Saved entries

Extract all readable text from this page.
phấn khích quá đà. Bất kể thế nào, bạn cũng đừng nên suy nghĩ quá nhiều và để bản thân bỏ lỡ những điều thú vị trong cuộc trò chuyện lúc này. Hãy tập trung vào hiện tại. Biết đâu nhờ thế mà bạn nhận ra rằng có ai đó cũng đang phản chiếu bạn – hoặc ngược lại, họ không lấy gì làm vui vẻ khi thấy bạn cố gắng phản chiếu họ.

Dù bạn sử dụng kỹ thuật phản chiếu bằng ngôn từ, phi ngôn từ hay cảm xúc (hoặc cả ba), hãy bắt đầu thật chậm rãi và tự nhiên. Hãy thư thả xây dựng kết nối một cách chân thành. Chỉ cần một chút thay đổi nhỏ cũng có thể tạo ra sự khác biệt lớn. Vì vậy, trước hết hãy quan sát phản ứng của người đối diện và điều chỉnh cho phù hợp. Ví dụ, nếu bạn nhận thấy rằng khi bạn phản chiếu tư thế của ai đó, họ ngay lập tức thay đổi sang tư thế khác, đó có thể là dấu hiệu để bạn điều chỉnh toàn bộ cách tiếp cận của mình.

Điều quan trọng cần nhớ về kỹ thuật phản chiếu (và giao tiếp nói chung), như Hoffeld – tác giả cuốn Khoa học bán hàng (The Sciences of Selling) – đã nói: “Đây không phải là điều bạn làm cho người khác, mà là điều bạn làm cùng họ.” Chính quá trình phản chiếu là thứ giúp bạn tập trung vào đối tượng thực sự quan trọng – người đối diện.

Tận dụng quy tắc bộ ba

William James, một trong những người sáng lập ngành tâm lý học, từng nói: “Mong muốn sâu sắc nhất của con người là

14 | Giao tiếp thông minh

What to produce.
Go through the listing and print each line exactly as it appears.

Answer to this task.
Extract all readable text from this page.
phấn khích quá đà. Bất kể thế nào, bạn cũng đừng nên suy nghĩ quá nhiều và để bản thân bỏ lỡ những điều thú vị trong cuộc trò chuyện lúc này. Hãy tập trung vào hiện tại. Biết đâu nhờ thế mà bạn nhận ra rằng có ai đó cũng đang phản chiếu bạn – hoặc ngược lại, họ không lấy gì làm vui vẻ khi thấy bạn cố gắng phản chiếu họ.

Dù bạn sử dụng kỹ thuật phản chiếu bằng ngôn từ, phi ngôn từ hay cảm xúc (hoặc cả ba), hãy bắt đầu thật chậm rãi và tự nhiên. Hãy thư thả xây dựng kết nối một cách chân thành. Chỉ cần một chút thay đổi nhỏ cũng có thể tạo ra sự khác biệt lớn. Vì vậy, trước hết hãy quan sát phản ứng của người đối diện và điều chỉnh cho phù hợp. Ví dụ, nếu bạn nhận thấy rằng khi bạn phản chiếu tư thế của ai đó, họ ngay lập tức thay đổi sang tư thế khác, đó có thể là dấu hiệu để bạn điều chỉnh toàn bộ cách tiếp cận của mình.

Điều quan trọng cần nhớ về kỹ thuật phản chiếu (và giao tiếp nói chung), như Hoffeld – tác giả cuốn Khoa học bán hàng (The Sciences of Selling) – đã nói: “Đây không phải là điều bạn làm cho người khác, mà là điều bạn làm cùng họ.” Chính quá trình phản chiếu là thứ giúp bạn tập trung vào đối tượng thực sự quan trọng – người đối diện.

Tận dụng quy tắc bộ ba

William James, một trong những người sáng lập ngành tâm lý học, từng nói: “Mong muốn sâu sắc nhất của con người là

14 | Giao tiếp thông minh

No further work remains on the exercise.